**INFORMATION SUPPLIED**
────────────────

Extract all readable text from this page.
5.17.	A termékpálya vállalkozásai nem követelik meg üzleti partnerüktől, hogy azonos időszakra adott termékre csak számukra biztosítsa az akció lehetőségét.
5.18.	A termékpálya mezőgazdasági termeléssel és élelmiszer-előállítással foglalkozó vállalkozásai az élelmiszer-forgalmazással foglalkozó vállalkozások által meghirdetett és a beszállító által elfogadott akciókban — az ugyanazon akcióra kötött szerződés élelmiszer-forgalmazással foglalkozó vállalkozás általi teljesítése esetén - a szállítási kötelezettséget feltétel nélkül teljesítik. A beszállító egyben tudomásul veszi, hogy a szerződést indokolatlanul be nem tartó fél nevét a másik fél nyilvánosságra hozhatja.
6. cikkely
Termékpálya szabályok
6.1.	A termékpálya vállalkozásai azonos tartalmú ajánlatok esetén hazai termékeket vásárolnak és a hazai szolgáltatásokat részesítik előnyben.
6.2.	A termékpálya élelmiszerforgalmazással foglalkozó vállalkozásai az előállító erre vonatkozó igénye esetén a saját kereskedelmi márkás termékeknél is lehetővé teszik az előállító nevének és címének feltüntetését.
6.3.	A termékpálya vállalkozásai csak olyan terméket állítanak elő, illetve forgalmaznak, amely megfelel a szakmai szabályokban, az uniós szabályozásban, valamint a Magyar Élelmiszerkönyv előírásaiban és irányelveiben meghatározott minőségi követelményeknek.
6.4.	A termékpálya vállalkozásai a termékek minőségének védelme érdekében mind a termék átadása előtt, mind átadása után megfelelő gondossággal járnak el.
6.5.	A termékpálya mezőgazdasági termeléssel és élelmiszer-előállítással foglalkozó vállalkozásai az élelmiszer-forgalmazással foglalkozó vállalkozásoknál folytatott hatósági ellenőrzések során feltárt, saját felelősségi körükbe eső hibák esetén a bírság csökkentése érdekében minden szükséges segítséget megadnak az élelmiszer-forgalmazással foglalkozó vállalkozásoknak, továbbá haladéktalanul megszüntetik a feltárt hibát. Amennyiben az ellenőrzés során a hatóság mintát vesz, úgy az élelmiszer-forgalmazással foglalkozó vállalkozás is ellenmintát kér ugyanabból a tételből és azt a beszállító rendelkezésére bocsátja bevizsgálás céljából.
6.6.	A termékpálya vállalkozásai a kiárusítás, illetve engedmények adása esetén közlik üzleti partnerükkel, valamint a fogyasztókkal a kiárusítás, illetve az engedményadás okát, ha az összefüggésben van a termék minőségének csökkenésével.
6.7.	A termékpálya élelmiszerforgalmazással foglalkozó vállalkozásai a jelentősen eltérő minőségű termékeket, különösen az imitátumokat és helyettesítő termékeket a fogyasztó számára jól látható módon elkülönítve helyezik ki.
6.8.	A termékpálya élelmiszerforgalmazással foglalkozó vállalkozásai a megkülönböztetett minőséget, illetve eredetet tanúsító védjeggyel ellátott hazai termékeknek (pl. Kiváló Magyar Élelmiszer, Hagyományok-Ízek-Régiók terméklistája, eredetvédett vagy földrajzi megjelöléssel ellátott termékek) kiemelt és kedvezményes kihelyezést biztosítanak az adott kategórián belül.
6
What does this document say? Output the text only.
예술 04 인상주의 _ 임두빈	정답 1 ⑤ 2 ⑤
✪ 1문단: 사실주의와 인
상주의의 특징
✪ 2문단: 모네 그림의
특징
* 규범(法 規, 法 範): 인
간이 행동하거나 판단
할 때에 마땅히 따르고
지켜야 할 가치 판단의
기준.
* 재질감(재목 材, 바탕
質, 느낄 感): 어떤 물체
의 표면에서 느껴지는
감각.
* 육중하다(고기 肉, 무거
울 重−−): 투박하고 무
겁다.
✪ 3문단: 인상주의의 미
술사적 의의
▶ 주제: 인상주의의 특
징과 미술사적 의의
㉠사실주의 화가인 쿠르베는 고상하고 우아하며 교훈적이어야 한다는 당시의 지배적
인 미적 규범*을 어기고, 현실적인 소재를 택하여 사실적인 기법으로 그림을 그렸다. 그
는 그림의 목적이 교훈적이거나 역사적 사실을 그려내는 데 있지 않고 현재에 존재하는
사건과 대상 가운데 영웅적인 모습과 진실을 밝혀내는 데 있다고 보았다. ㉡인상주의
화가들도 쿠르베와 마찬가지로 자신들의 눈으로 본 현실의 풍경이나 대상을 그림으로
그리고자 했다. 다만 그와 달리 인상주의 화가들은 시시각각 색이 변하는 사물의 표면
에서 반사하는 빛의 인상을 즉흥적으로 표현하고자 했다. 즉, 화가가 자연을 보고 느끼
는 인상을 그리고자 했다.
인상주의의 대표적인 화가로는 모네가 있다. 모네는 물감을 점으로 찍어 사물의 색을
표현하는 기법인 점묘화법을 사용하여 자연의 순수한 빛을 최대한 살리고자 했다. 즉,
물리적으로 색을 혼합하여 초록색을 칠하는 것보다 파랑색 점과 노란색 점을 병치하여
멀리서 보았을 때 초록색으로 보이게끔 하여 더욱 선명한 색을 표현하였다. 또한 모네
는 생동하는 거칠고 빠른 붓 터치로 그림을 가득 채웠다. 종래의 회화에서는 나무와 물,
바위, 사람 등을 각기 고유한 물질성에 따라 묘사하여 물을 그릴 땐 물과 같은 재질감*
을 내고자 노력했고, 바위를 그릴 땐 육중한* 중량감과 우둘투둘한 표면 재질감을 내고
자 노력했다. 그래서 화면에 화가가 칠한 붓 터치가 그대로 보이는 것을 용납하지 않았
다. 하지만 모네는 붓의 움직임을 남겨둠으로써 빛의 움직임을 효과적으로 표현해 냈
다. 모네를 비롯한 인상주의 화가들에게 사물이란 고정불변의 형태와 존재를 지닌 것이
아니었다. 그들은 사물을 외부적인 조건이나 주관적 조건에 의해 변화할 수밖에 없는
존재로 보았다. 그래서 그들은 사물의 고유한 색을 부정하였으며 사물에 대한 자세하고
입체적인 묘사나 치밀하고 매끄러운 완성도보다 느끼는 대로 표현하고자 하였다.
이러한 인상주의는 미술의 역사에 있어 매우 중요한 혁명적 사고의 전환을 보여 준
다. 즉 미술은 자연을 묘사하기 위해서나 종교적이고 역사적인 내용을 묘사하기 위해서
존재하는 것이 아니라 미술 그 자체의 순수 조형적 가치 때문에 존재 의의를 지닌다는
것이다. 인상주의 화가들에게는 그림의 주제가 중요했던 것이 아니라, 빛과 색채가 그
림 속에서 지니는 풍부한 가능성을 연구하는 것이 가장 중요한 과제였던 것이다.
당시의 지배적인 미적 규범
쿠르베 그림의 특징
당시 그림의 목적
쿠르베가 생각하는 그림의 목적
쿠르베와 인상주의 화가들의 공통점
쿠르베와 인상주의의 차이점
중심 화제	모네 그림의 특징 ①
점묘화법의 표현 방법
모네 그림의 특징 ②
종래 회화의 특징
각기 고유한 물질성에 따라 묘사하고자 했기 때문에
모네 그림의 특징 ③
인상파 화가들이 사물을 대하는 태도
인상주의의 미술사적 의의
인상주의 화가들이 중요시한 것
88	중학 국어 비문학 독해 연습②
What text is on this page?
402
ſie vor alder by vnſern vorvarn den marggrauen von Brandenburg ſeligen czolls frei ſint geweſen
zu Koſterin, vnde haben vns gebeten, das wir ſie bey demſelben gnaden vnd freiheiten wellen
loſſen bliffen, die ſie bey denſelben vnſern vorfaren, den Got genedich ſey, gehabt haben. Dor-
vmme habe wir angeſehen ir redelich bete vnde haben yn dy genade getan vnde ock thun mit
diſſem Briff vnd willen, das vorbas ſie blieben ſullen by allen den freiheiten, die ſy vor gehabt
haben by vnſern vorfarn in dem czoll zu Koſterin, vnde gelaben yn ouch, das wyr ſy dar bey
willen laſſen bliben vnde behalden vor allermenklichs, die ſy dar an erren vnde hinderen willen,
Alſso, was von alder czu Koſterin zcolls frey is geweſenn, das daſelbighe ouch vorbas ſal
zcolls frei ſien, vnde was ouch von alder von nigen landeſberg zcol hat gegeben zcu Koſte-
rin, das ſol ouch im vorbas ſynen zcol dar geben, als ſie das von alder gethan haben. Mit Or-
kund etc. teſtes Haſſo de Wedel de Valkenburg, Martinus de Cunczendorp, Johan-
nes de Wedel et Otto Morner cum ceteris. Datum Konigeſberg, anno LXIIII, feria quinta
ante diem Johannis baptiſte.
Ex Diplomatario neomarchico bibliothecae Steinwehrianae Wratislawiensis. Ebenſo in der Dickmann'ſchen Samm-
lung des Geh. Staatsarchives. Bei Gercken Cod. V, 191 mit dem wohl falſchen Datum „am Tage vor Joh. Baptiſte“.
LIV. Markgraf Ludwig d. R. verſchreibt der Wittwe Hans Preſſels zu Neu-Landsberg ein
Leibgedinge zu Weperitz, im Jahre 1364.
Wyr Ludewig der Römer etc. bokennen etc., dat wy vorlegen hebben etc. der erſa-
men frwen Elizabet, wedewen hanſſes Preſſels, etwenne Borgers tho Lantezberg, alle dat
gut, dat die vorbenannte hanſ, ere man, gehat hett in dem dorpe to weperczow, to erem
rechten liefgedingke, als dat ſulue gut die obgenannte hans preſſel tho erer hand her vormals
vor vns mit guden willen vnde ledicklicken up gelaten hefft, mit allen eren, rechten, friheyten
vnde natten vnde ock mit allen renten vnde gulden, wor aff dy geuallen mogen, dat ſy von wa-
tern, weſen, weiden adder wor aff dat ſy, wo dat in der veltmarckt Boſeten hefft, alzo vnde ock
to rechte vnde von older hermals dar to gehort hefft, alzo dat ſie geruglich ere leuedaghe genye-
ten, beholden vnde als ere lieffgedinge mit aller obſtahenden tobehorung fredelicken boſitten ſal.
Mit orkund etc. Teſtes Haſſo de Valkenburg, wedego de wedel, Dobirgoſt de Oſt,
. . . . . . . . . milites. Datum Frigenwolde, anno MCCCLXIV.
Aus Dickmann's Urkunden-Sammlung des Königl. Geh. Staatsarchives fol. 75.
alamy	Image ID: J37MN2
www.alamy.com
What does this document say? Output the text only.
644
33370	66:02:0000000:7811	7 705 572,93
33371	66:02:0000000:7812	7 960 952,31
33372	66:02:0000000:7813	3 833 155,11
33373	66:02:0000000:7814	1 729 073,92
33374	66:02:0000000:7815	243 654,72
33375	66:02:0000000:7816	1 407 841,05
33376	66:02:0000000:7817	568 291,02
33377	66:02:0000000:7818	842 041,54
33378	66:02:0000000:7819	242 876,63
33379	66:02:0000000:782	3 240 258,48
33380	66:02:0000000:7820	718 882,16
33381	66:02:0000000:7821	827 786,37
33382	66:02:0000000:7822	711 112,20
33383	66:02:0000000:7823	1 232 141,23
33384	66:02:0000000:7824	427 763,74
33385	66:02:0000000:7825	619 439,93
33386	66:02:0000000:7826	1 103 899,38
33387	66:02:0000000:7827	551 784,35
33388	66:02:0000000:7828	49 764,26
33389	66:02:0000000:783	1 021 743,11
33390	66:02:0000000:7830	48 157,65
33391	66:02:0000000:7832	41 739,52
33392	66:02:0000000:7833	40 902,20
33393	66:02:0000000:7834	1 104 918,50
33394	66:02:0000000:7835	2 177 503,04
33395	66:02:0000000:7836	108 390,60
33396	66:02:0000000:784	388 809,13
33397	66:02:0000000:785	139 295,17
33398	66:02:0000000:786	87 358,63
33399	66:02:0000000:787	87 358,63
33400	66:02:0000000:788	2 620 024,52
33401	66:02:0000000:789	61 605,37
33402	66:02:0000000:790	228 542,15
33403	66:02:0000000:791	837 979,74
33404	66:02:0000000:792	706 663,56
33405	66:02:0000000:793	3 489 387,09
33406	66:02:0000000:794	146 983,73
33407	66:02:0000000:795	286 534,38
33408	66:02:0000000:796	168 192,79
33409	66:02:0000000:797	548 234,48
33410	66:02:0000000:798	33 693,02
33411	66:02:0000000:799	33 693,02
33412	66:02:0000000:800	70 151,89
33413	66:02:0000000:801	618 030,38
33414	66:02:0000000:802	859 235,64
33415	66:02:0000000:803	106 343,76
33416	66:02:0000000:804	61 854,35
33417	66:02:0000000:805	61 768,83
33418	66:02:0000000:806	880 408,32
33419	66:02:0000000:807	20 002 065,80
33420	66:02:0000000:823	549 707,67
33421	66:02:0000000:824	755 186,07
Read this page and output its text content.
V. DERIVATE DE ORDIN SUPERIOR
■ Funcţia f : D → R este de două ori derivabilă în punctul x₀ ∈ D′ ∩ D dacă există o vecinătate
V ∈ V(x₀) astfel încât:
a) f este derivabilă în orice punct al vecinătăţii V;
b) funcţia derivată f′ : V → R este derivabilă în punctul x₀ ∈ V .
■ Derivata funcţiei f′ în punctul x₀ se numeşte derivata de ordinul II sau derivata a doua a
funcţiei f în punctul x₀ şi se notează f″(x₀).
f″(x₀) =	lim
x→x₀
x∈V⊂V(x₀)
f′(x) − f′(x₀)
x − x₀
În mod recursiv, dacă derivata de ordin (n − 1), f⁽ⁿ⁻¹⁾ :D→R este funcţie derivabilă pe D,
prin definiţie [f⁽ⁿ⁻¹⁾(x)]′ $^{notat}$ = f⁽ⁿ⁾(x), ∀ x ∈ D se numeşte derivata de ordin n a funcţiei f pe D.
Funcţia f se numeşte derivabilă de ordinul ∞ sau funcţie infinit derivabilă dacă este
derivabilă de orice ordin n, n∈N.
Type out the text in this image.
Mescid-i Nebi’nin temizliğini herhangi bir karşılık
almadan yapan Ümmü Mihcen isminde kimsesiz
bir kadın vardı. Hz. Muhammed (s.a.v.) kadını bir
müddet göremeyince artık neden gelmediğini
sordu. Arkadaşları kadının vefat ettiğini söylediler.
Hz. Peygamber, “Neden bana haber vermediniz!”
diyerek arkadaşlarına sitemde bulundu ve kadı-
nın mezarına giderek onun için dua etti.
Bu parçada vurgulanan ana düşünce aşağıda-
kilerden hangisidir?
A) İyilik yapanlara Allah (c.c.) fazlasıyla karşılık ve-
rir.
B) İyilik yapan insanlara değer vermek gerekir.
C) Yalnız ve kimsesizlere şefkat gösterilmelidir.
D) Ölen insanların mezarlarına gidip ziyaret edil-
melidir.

────────────────

**WHAT YOU NEED TO DO**
Gather all lines with the string "alzo" from the data.

**SOLUTION FOR THIS TASK**
tern, weſen, weiden adder wor aff dat ſy, wo dat in der veltmarckt Boſeten hefft, alzo vnde ock
to rechte vnde von older hermals dar to gehort hefft, alzo dat ſie geruglich ere leuedaghe genye-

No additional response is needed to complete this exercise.